* Written instruction:
Copy out all the lines in the records that include the word "ConnectedDrive".

* Record excerpts:
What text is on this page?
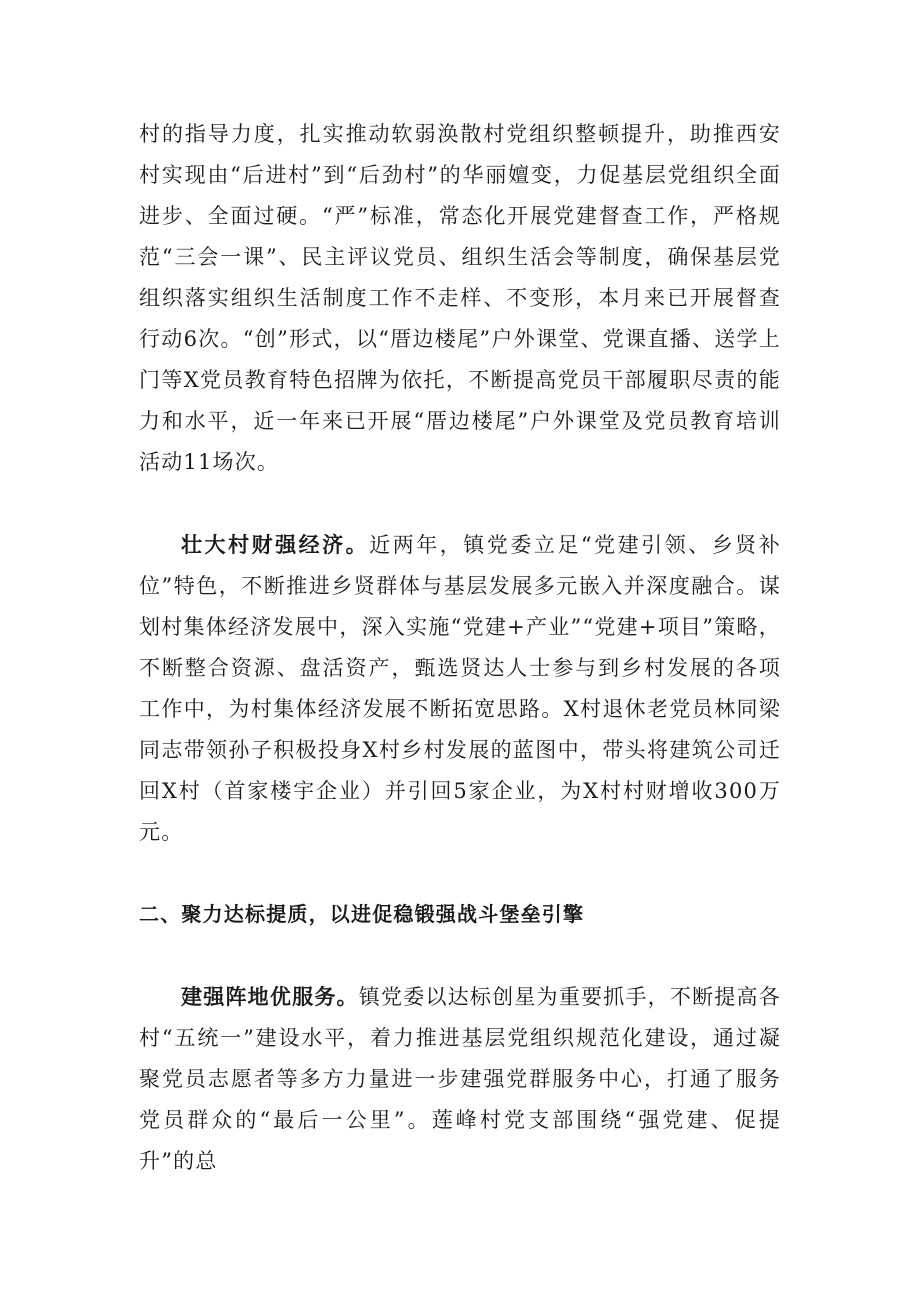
村的指导力度，扎实推动软弱涣散村党组织整顿提升，助推西安村实现由“后进村”到“后劲村”的华丽嬗变，力促基层党组织全面进步、全面过硬。“严”标准，常态化开展党建督查工作，严格规范“三会一课”、民主评议党员、组织生活会等制度，确保基层党组织落实组织生活制度工作不走样、不变形，本月来已开展督查行动6次。“创”形式，以“厝边楼尾”户外课堂、党课直播、送学上门等X党员教育特色招牌为依托，不断提高党员干部履职尽责的能力和水平，近一年来已开展“厝边楼尾”户外课堂及党员教育培训活动11场次。

壮大村财强经济。近两年，镇党委立足“党建引领、乡贤补位”特色，不断推进乡贤群体与基层发展多元嵌入并深度融合。谋划村集体经济发展中，深入实施“党建+产业”“党建+项目”策略，不断整合资源、盘活资产，甄选贤达人士参与到乡村发展的各项工作中，为村集体经济发展不断拓宽思路。X村退休老党员林同梁同志带领孙子积极投身X村乡村发展的蓝图中，带头将建筑公司迁回X村（首家楼宇企业）并引回5家企业，为X村村财增收300万元。

二、聚力达标提质，以进促稳锻强战斗堡垒引擎

建强阵地优服务。镇党委以达标创星为重要抓手，不断提高各村“五统一”建设水平，着力推进基层党组织规范化建设，通过凝聚党员志愿者等多方力量进一步建强党群服务中心，打通了服务党员群众的“最后一公里”。莲峰村党支部围绕“强党建、促提升”的总
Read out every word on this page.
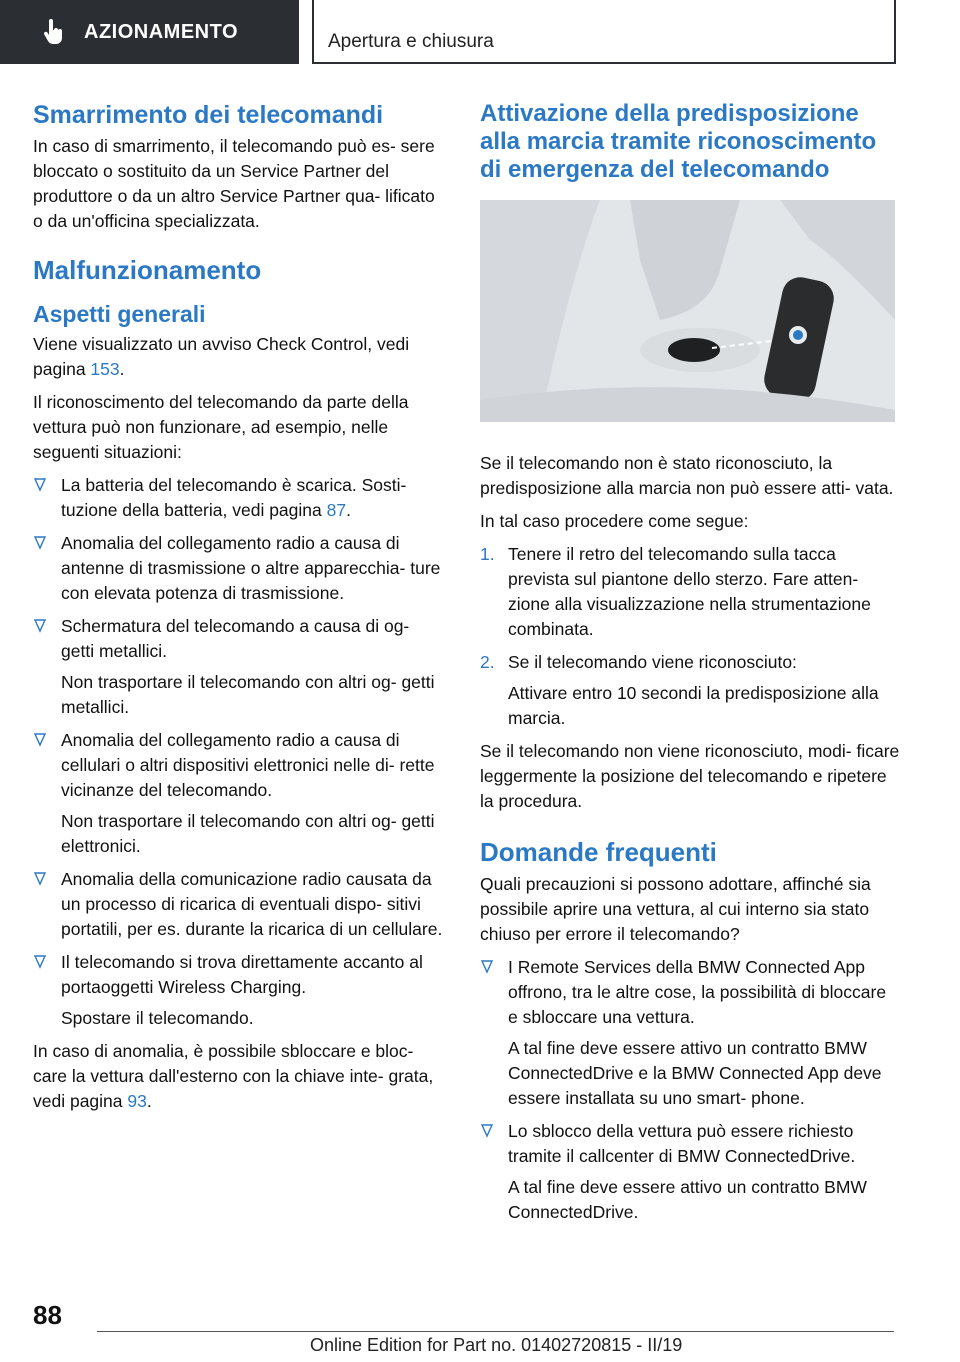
AZIONAMENTO	Apertura e chiusura
Smarrimento dei telecomandi

In caso di smarrimento, il telecomando può es- sere bloccato o sostituito da un Service Partner del produttore o da un altro Service Partner qua- lificato o da un'officina specializzata.

Malfunzionamento
Aspetti generali

Viene visualizzato un avviso Check Control, vedi pagina 153.

Il riconoscimento del telecomando da parte della vettura può non funzionare, ad esempio, nelle seguenti situazioni:

La batteria del telecomando è scarica. Sosti- tuzione della batteria, vedi pagina 87.
Anomalia del collegamento radio a causa di antenne di trasmissione o altre apparecchia- ture con elevata potenza di trasmissione.
Schermatura del telecomando a causa di og- getti metallici.

Non trasportare il telecomando con altri og- getti metallici.

Anomalia del collegamento radio a causa di cellulari o altri dispositivi elettronici nelle di- rette vicinanze del telecomando.

Non trasportare il telecomando con altri og- getti elettronici.

Anomalia della comunicazione radio causata da un processo di ricarica di eventuali dispo- sitivi portatili, per es. durante la ricarica di un cellulare.
Il telecomando si trova direttamente accanto al portaoggetti Wireless Charging.

Spostare il telecomando.

In caso di anomalia, è possibile sbloccare e bloc- care la vettura dall'esterno con la chiave inte- grata, vedi pagina 93.

Attivazione della predisposizione alla marcia tramite riconoscimento di emergenza del telecomando

Se il telecomando non è stato riconosciuto, la predisposizione alla marcia non può essere atti- vata.

In tal caso procedere come segue:

1. Tenere il retro del telecomando sulla tacca prevista sul piantone dello sterzo. Fare atten- zione alla visualizzazione nella strumentazione combinata.
2. Se il telecomando viene riconosciuto:

Attivare entro 10 secondi la predisposizione alla marcia.

Se il telecomando non viene riconosciuto, modi- ficare leggermente la posizione del telecomando e ripetere la procedura.

Domande frequenti

Quali precauzioni si possono adottare, affinché sia possibile aprire una vettura, al cui interno sia stato chiuso per errore il telecomando?

I Remote Services della BMW Connected App offrono, tra le altre cose, la possibilità di bloccare e sbloccare una vettura.

A tal fine deve essere attivo un contratto BMW ConnectedDrive e la BMW Connected App deve essere installata su uno smart- phone.

Lo sblocco della vettura può essere richiesto tramite il callcenter di BMW ConnectedDrive.

A tal fine deve essere attivo un contratto BMW ConnectedDrive.

88
Online Edition for Part no. 01402720815 - II/19
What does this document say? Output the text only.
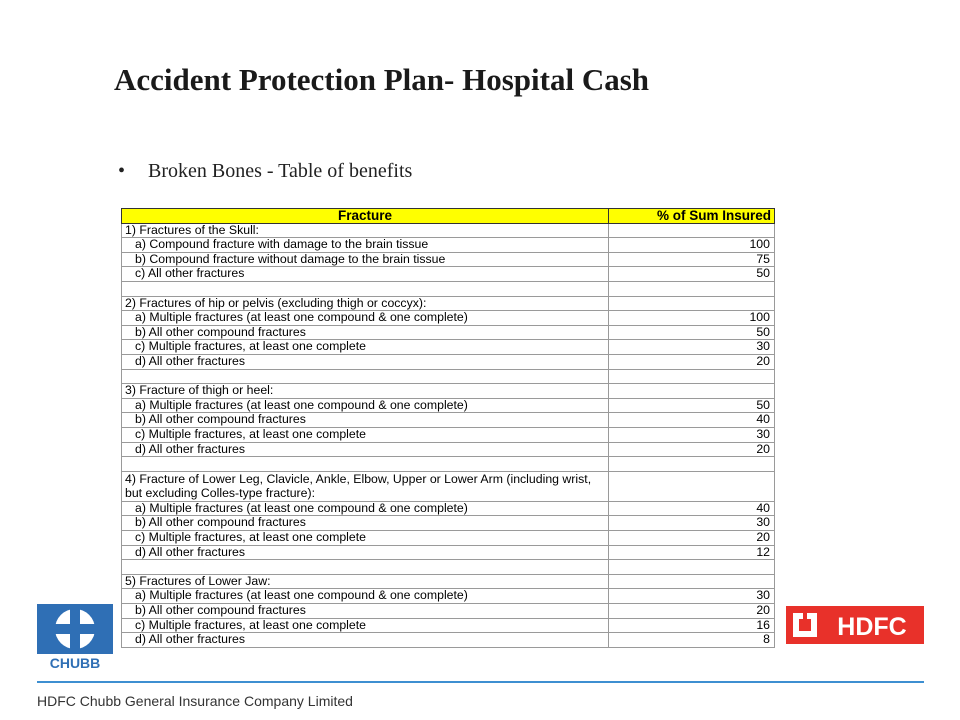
Accident Protection Plan- Hospital Cash
• Broken Bones - Table of benefits
Fracture	% of Sum Insured
1) Fractures of the Skull:	
a) Compound fracture with damage to the brain tissue	100
b) Compound fracture without damage to the brain tissue	75
c) All other fractures	50

2) Fractures of hip or pelvis (excluding thigh or coccyx):	
a) Multiple fractures (at least one compound & one complete)	100
b) All other compound fractures	50
c) Multiple fractures, at least one complete	30
d) All other fractures	20

3) Fracture of thigh or heel:	
a) Multiple fractures (at least one compound & one complete)	50
b) All other compound fractures	40
c) Multiple fractures, at least one complete	30
d) All other fractures	20

4) Fracture of Lower Leg, Clavicle, Ankle, Elbow, Upper or Lower Arm (including wrist, but excluding Colles-type fracture):	
a) Multiple fractures (at least one compound & one complete)	40
b) All other compound fractures	30
c) Multiple fractures, at least one complete	20
d) All other fractures	12

5) Fractures of Lower Jaw:	
a) Multiple fractures (at least one compound & one complete)	30
b) All other compound fractures	20
c) Multiple fractures, at least one complete	16
d) All other fractures	8
CHUBB
HDFC
HDFC Chubb General Insurance Company Limited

* Exercise output:
A tal fine deve essere attivo un contratto BMW ConnectedDrive e la BMW Connected App deve essere installata su uno smart- phone.
Lo sblocco della vettura può essere richiesto tramite il callcenter di BMW ConnectedDrive.
A tal fine deve essere attivo un contratto BMW ConnectedDrive.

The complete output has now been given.